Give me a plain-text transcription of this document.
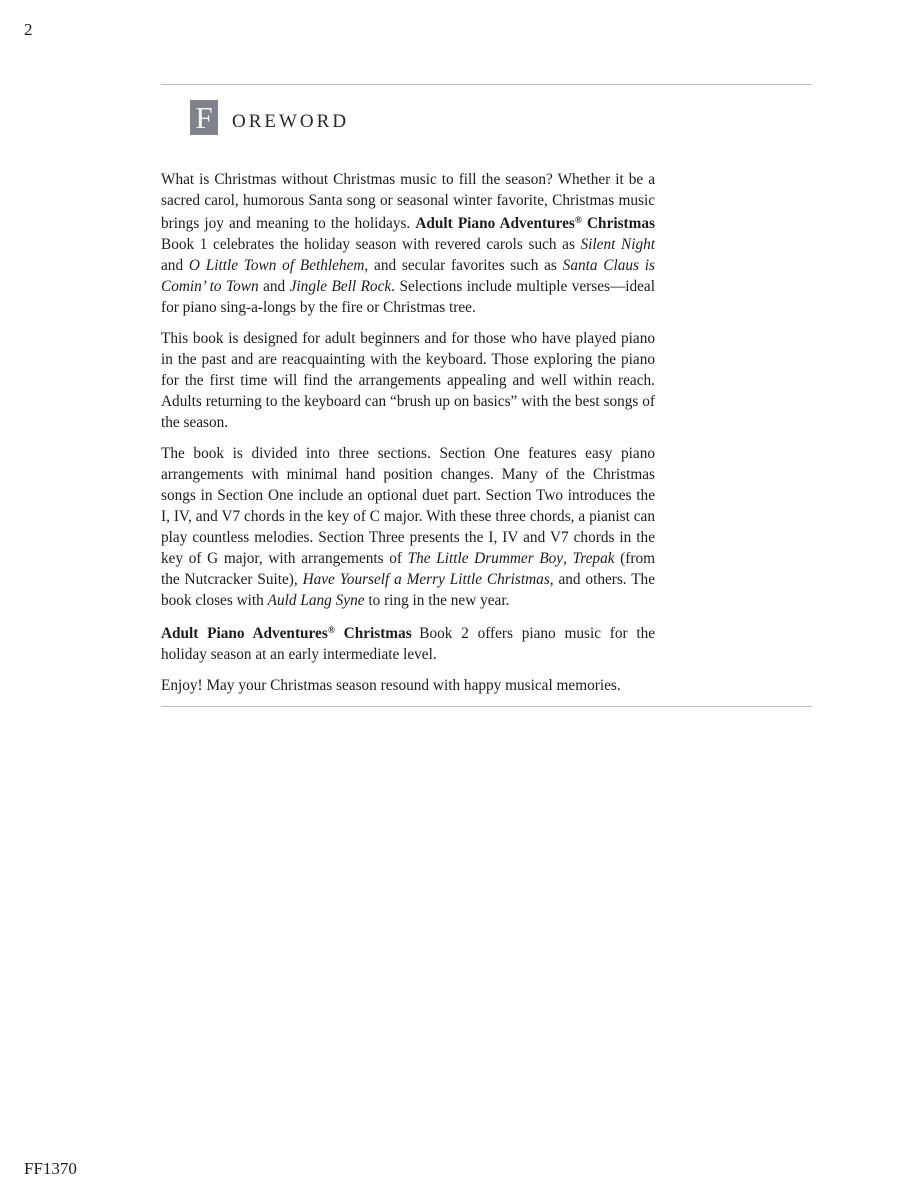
2
F OREWORD

What is Christmas without Christmas music to fill the season? Whether it be a sacred carol, humorous Santa song or seasonal winter favorite, Christmas music brings joy and meaning to the holidays. Adult Piano Adventures® Christmas Book 1 celebrates the holiday season with revered carols such as Silent Night and O Little Town of Bethlehem, and secular favorites such as Santa Claus is Comin’ to Town and Jingle Bell Rock. Selections include multiple verses—ideal for piano sing-a-longs by the fire or Christmas tree.

This book is designed for adult beginners and for those who have played piano in the past and are reacquainting with the keyboard. Those exploring the piano for the first time will find the arrangements appealing and well within reach. Adults returning to the keyboard can “brush up on basics” with the best songs of the season.

The book is divided into three sections. Section One features easy piano arrangements with minimal hand position changes. Many of the Christmas songs in Section One include an optional duet part. Section Two introduces the I, IV, and V7 chords in the key of C major. With these three chords, a pianist can play countless melodies. Section Three presents the I, IV and V7 chords in the key of G major, with arrangements of The Little Drummer Boy, Trepak (from the Nutcracker Suite), Have Yourself a Merry Little Christmas, and others. The book closes with Auld Lang Syne to ring in the new year.

Adult Piano Adventures® Christmas Book 2 offers piano music for the holiday season at an early intermediate level.

Enjoy! May your Christmas season resound with happy musical memories.

FF1370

__________

§ Task prompt
Pick out the lines containing the word "Adventures" and show them.

§ Reply
What is Christmas without Christmas music to fill the season? Whether it be a sacred carol, humorous Santa song or seasonal winter favorite, Christmas music brings joy and meaning to the holidays. Adult Piano Adventures® Christmas Book 1 celebrates the holiday season with revered carols such as Silent Night and O Little Town of Bethlehem, and secular favorites such as Santa Claus is Comin’ to Town and Jingle Bell Rock. Selections include multiple verses—ideal for piano sing-a-longs by the fire or Christmas tree.
Adult Piano Adventures® Christmas Book 2 offers piano music for the holiday season at an early intermediate level.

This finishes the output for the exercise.